■ Job ■
Give, as a bare number, the count of lines that contain the word "안녕하세요".
━━━━
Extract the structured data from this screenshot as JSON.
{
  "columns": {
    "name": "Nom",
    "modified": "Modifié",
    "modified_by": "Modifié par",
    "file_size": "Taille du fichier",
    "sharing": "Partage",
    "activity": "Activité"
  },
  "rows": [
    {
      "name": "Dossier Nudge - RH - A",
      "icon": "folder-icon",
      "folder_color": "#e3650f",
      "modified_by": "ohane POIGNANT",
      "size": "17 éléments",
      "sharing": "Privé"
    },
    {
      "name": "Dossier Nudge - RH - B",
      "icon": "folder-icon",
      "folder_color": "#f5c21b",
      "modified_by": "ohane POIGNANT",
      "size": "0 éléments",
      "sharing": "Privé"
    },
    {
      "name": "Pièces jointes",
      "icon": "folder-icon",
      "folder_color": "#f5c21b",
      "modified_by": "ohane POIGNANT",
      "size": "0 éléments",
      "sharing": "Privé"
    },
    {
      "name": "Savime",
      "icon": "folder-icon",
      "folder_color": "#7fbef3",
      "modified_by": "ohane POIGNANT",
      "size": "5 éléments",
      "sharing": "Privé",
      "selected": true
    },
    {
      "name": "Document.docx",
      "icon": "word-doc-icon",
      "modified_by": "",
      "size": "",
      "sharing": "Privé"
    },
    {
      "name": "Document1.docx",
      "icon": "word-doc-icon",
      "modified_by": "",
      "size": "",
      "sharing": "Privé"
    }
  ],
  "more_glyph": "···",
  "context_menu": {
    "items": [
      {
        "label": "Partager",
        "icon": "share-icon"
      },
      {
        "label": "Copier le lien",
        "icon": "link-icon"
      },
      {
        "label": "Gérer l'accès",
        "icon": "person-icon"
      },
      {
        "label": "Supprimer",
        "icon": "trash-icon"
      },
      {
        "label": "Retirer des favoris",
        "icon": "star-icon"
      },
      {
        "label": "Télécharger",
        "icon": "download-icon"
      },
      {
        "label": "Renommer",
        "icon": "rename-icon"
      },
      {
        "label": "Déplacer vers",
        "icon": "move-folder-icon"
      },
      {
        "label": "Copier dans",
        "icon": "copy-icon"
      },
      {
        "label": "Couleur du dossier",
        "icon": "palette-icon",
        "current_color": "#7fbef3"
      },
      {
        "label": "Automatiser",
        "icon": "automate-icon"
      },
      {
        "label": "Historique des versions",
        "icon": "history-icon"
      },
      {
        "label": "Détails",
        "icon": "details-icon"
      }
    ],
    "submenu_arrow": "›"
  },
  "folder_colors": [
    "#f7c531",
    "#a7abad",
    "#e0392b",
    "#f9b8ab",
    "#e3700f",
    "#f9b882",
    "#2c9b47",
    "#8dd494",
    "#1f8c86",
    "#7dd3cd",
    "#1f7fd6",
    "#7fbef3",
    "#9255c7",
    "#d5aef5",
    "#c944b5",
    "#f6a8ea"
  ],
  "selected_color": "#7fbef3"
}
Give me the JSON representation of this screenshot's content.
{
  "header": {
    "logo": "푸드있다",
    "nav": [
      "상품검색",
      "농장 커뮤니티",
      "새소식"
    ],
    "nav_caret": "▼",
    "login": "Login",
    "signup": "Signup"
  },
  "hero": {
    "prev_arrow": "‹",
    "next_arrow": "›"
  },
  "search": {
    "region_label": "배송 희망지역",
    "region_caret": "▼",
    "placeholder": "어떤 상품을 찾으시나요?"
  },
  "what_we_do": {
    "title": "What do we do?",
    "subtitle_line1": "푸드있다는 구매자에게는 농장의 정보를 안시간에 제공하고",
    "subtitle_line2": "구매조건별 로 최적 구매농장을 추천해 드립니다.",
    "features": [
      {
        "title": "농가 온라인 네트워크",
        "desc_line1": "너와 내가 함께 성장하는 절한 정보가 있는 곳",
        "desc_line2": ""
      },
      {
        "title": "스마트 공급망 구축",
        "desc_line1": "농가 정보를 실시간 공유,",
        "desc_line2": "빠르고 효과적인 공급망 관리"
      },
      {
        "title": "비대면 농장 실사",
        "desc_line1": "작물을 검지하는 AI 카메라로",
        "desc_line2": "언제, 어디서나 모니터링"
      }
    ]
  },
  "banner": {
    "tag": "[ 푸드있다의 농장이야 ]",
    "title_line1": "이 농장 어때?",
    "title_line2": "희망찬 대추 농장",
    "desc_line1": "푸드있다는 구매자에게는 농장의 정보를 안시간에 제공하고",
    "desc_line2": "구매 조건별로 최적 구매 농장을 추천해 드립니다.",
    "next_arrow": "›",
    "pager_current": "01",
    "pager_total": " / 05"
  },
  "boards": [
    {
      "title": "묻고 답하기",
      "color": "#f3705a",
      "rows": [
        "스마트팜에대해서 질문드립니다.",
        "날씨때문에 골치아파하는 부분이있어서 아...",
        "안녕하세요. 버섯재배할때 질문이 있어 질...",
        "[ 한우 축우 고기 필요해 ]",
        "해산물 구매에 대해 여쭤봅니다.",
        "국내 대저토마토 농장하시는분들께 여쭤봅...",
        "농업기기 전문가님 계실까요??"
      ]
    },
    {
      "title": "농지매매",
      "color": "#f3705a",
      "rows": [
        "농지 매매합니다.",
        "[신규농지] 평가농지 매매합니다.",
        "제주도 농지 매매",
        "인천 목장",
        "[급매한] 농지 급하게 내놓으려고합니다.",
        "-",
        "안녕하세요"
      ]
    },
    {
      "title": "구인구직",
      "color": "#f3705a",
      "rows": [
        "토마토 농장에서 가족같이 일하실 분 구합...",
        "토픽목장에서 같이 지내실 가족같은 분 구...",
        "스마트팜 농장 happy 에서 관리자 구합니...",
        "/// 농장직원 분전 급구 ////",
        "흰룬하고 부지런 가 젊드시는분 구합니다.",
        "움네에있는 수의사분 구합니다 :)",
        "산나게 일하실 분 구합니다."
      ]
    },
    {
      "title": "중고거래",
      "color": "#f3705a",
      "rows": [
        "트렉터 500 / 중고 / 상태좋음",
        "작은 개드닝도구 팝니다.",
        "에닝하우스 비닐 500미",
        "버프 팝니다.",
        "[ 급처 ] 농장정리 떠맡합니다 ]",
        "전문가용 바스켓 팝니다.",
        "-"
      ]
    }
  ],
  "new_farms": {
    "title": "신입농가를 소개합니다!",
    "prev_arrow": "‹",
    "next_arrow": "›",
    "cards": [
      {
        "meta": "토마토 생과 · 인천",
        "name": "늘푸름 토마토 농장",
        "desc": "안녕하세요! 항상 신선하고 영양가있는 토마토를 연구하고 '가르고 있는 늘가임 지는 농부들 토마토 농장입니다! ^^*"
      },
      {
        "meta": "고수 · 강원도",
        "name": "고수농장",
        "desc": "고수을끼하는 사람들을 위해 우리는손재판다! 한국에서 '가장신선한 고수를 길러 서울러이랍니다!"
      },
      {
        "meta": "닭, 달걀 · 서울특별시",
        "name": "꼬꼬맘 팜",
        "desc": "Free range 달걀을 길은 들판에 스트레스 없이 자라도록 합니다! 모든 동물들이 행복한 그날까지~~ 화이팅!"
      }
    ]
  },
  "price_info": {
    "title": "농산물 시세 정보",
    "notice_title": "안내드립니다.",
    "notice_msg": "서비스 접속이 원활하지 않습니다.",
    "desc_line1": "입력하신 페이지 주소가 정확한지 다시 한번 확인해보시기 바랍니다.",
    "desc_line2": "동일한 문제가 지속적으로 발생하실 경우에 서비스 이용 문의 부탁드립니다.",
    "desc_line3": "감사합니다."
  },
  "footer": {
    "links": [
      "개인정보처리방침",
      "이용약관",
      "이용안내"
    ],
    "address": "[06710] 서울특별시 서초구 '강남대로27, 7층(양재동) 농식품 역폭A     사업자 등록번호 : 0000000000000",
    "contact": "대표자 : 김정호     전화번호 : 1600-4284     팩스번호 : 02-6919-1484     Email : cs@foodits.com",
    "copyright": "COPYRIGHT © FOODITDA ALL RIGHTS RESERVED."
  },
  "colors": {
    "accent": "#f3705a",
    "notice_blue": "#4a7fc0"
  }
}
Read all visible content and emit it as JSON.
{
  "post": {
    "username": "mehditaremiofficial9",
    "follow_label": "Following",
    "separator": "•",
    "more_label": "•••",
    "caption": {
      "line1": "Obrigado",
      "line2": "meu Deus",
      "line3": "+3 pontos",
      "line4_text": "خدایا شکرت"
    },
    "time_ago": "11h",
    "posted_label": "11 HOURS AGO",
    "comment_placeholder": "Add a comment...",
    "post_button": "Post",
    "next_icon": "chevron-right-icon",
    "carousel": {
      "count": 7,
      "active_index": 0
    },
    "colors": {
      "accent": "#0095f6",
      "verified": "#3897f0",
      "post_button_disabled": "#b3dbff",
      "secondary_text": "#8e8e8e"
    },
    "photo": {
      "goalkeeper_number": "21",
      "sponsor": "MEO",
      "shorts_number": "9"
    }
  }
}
━━━━
■ Written response ■
3